Task statement: Every record that follows must be duplicated exactly, with images left out.

---------- Excerpted data

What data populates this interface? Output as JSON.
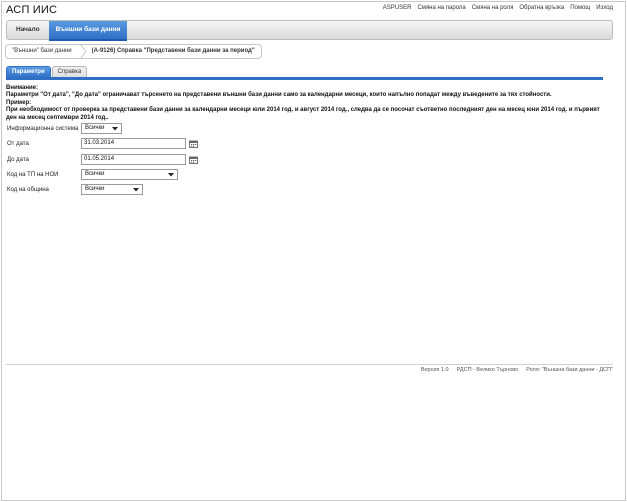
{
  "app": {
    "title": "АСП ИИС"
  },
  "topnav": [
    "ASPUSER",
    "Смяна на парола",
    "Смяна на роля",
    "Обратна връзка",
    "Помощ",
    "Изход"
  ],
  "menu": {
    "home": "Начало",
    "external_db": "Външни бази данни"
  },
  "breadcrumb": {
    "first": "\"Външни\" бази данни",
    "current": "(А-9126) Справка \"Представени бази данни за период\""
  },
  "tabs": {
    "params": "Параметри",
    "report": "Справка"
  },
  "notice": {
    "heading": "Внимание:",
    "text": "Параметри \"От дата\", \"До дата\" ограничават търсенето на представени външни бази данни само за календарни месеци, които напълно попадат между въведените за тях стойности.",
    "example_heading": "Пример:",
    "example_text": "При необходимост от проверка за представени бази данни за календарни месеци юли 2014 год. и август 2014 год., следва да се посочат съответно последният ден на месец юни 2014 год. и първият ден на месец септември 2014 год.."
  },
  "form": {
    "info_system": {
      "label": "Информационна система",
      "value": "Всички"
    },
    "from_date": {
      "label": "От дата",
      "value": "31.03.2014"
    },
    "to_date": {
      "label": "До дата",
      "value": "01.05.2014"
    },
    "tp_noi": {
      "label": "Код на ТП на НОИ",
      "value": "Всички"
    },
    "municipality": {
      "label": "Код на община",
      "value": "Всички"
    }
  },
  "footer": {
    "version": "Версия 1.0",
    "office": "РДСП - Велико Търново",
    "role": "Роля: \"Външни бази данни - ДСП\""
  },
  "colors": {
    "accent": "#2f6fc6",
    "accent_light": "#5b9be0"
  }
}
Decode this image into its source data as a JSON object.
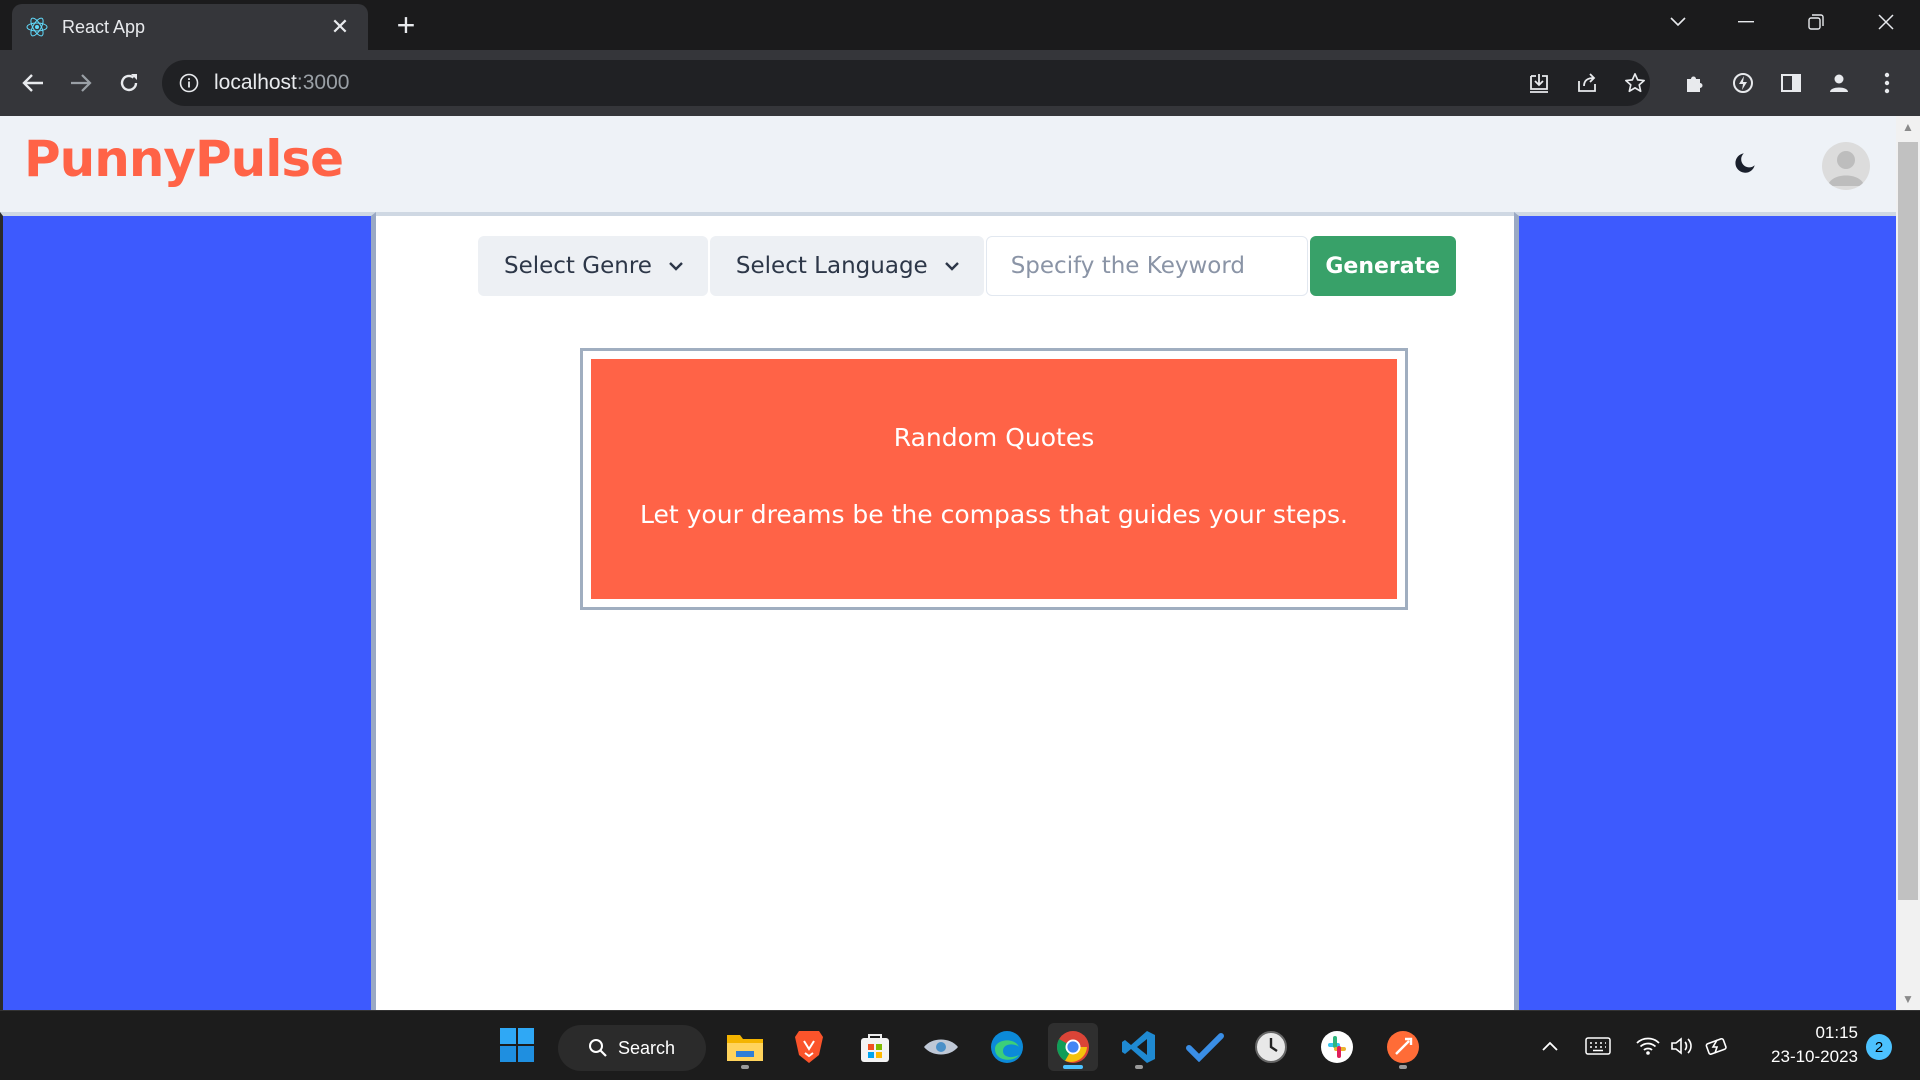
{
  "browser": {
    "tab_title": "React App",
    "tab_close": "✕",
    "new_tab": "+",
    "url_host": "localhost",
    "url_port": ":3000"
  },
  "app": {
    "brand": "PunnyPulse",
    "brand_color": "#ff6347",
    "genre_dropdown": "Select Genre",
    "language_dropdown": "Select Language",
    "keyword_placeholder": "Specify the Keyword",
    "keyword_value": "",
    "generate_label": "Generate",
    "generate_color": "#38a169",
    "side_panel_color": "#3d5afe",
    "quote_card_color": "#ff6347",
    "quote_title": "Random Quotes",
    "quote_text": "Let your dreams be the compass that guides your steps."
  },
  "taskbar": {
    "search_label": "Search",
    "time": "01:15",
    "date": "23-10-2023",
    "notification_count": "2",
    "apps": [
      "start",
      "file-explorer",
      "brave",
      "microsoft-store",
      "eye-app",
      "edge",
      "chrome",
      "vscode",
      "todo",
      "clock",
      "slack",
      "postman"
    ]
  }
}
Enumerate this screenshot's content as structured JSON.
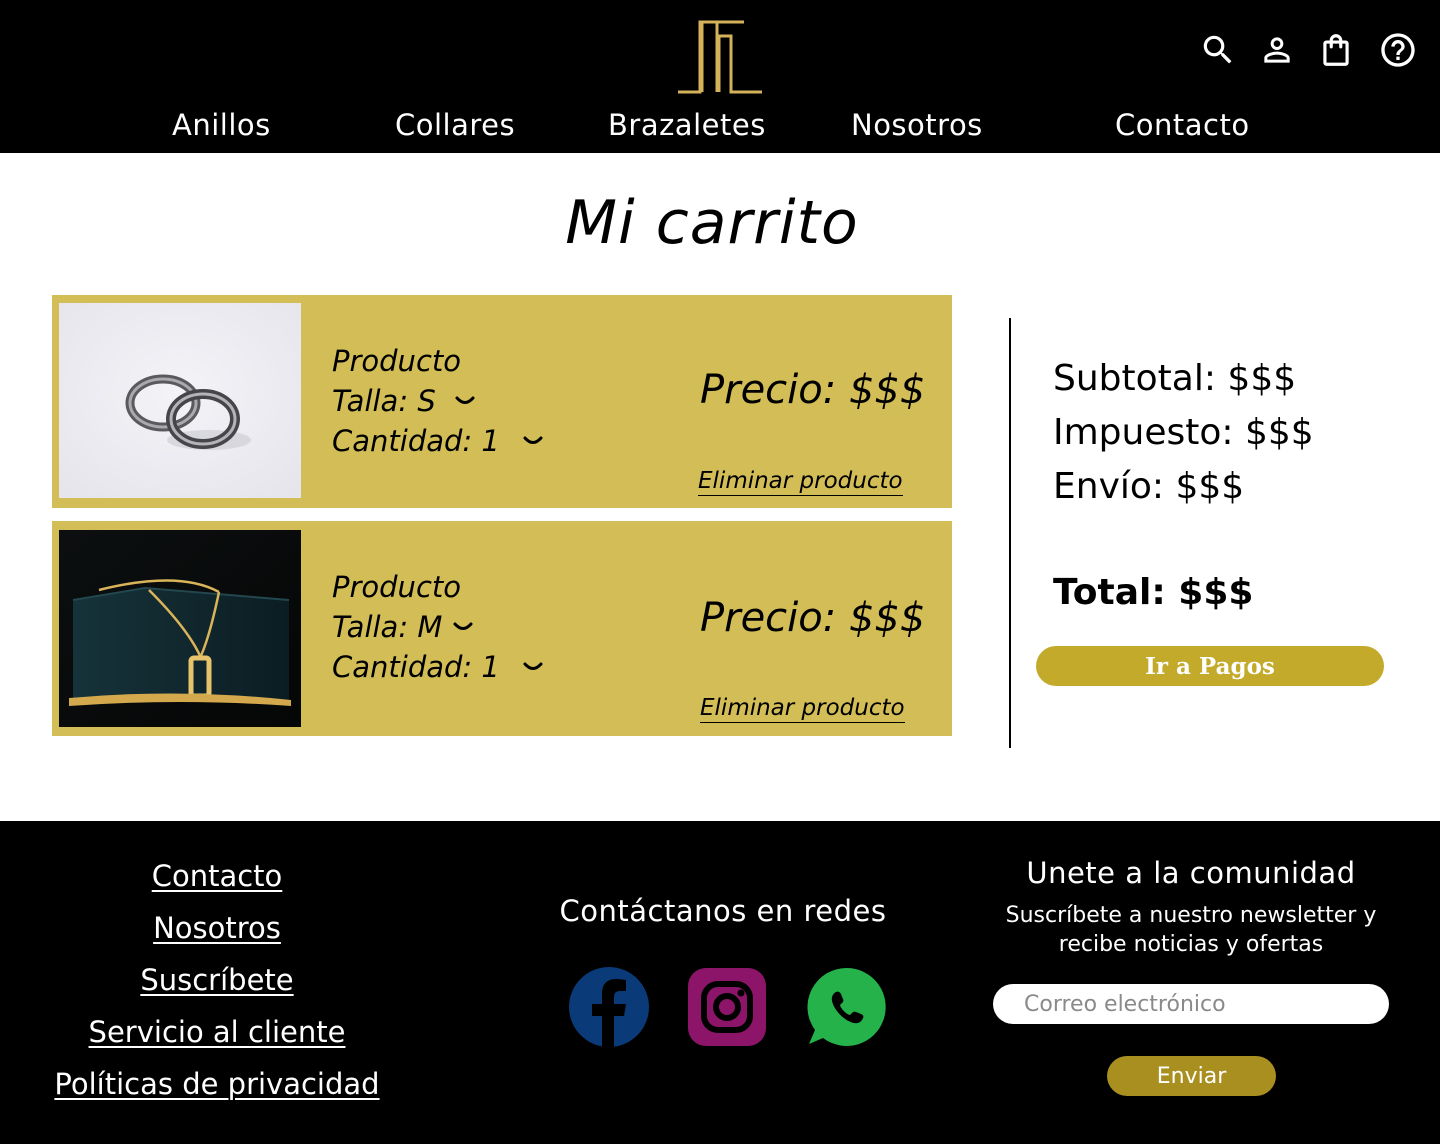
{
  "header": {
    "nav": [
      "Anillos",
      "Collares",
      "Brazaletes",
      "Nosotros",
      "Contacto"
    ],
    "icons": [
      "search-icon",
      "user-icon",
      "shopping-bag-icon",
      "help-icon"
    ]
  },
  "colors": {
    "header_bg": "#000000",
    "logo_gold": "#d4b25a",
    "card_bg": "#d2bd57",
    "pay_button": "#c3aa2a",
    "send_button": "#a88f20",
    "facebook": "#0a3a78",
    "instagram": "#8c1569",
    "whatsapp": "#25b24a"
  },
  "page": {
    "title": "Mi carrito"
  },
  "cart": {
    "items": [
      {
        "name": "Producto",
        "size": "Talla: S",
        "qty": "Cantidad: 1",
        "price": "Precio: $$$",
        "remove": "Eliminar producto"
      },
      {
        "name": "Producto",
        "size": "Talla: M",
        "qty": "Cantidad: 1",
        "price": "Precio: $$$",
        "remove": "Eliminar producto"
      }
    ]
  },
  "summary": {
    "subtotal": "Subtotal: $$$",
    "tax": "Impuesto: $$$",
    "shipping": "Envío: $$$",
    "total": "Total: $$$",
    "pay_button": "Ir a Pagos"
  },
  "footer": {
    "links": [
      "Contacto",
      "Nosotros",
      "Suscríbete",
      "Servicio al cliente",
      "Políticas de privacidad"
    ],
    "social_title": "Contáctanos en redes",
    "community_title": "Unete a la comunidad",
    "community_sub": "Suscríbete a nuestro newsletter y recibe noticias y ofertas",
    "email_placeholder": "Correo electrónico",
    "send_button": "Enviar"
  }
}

--------------------

Written reply:
What data populates this interface? Output as JSON.
{
  "app": {
    "title": "АСП ИИС"
  },
  "topnav": [
    "ASPUSER",
    "Смяна на парола",
    "Смяна на роля",
    "Обратна връзка",
    "Помощ",
    "Изход"
  ],
  "menu": {
    "home": "Начало",
    "external_db": "Външни бази данни"
  },
  "breadcrumb": {
    "first": "\"Външни\" бази данни",
    "current": "(А-9126) Справка \"Представени бази данни за период\""
  },
  "tabs": {
    "params": "Параметри",
    "report": "Справка"
  },
  "notice": {
    "heading": "Внимание:",
    "text": "Параметри \"От дата\", \"До дата\" ограничават търсенето на представени външни бази данни само за календарни месеци, които напълно попадат между въведените за тях стойности.",
    "example_heading": "Пример:",
    "example_text": "При необходимост от проверка за представени бази данни за календарни месеци юли 2014 год. и август 2014 год., следва да се посочат съответно последният ден на месец юни 2014 год. и първият ден на месец септември 2014 год.."
  },
  "form": {
    "info_system": {
      "label": "Информационна система",
      "value": "Всички"
    },
    "from_date": {
      "label": "От дата",
      "value": "31.03.2014"
    },
    "to_date": {
      "label": "До дата",
      "value": "01.05.2014"
    },
    "tp_noi": {
      "label": "Код на ТП на НОИ",
      "value": "Всички"
    },
    "municipality": {
      "label": "Код на община",
      "value": "Всички"
    }
  },
  "footer": {
    "version": "Версия 1.0",
    "office": "РДСП - Велико Търново",
    "role": "Роля: \"Външни бази данни - ДСП\""
  },
  "colors": {
    "accent": "#2f6fc6",
    "accent_light": "#5b9be0"
  }
}
Decode this image into its source data as a JSON object.
{
  "browser": {
    "tab_title": "React App",
    "tab_close": "✕",
    "new_tab": "+",
    "url_host": "localhost",
    "url_port": ":3000"
  },
  "app": {
    "brand": "PunnyPulse",
    "brand_color": "#ff6347",
    "genre_dropdown": "Select Genre",
    "language_dropdown": "Select Language",
    "keyword_placeholder": "Specify the Keyword",
    "keyword_value": "",
    "generate_label": "Generate",
    "generate_color": "#38a169",
    "side_panel_color": "#3d5afe",
    "quote_card_color": "#ff6347",
    "quote_title": "Random Quotes",
    "quote_text": "Let your dreams be the compass that guides your steps."
  },
  "taskbar": {
    "search_label": "Search",
    "time": "01:15",
    "date": "23-10-2023",
    "notification_count": "2",
    "apps": [
      "start",
      "file-explorer",
      "brave",
      "microsoft-store",
      "eye-app",
      "edge",
      "chrome",
      "vscode",
      "todo",
      "clock",
      "slack",
      "postman"
    ]
  }
}
Enumerate this screenshot's content as structured JSON.
{
  "header": {
    "nav": [
      "Anillos",
      "Collares",
      "Brazaletes",
      "Nosotros",
      "Contacto"
    ],
    "icons": [
      "search-icon",
      "user-icon",
      "shopping-bag-icon",
      "help-icon"
    ]
  },
  "colors": {
    "header_bg": "#000000",
    "logo_gold": "#d4b25a",
    "card_bg": "#d2bd57",
    "pay_button": "#c3aa2a",
    "send_button": "#a88f20",
    "facebook": "#0a3a78",
    "instagram": "#8c1569",
    "whatsapp": "#25b24a"
  },
  "page": {
    "title": "Mi carrito"
  },
  "cart": {
    "items": [
      {
        "name": "Producto",
        "size": "Talla: S",
        "qty": "Cantidad: 1",
        "price": "Precio: $$$",
        "remove": "Eliminar producto"
      },
      {
        "name": "Producto",
        "size": "Talla: M",
        "qty": "Cantidad: 1",
        "price": "Precio: $$$",
        "remove": "Eliminar producto"
      }
    ]
  },
  "summary": {
    "subtotal": "Subtotal: $$$",
    "tax": "Impuesto: $$$",
    "shipping": "Envío: $$$",
    "total": "Total: $$$",
    "pay_button": "Ir a Pagos"
  },
  "footer": {
    "links": [
      "Contacto",
      "Nosotros",
      "Suscríbete",
      "Servicio al cliente",
      "Políticas de privacidad"
    ],
    "social_title": "Contáctanos en redes",
    "community_title": "Unete a la comunidad",
    "community_sub": "Suscríbete a nuestro newsletter y recibe noticias y ofertas",
    "email_placeholder": "Correo electrónico",
    "send_button": "Enviar"
  }
}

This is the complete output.